Find the lines that contain the word "hard" and copy each one.

DATA LISTING>
▽

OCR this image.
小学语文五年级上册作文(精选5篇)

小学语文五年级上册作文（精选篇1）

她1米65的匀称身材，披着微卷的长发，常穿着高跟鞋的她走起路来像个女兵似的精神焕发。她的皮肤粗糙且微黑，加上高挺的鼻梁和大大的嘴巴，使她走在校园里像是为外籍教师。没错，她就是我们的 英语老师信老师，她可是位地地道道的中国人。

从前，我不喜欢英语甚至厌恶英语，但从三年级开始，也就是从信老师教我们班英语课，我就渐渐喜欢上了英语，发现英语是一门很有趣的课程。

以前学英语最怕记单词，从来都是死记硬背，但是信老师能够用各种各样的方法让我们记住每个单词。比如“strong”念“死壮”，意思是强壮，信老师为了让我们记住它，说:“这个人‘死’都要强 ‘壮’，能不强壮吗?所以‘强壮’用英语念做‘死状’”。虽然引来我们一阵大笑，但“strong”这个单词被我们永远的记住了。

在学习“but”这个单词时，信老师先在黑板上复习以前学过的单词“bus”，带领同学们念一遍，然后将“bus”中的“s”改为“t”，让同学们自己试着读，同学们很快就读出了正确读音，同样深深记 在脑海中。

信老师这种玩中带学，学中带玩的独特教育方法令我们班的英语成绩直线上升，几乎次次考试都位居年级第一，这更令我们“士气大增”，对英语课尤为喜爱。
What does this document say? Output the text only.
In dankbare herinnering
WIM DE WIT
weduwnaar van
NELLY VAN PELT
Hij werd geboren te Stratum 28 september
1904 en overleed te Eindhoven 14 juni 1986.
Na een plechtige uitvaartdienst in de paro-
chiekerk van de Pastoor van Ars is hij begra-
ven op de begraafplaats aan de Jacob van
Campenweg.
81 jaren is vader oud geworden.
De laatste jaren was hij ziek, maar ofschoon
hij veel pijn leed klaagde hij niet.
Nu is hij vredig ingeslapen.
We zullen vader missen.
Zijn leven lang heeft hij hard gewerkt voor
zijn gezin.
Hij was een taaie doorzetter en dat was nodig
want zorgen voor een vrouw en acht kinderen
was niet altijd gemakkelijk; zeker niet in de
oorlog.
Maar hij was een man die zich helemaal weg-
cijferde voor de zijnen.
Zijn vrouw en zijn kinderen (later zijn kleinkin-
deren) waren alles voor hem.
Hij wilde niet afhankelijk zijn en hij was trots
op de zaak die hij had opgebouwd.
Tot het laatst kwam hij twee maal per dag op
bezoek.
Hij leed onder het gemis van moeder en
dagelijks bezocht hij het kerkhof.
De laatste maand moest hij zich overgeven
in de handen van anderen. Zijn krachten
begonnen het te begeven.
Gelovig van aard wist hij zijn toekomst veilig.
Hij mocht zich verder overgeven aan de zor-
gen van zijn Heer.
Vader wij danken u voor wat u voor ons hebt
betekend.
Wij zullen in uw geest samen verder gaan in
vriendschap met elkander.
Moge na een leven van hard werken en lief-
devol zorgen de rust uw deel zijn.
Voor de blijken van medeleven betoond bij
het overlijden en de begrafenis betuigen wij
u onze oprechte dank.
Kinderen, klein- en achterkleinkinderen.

△

OUTPUT OF THE TASK>
Zijn leven lang heeft hij hard gewerkt voor
Moge na een leven van hard werken en lief-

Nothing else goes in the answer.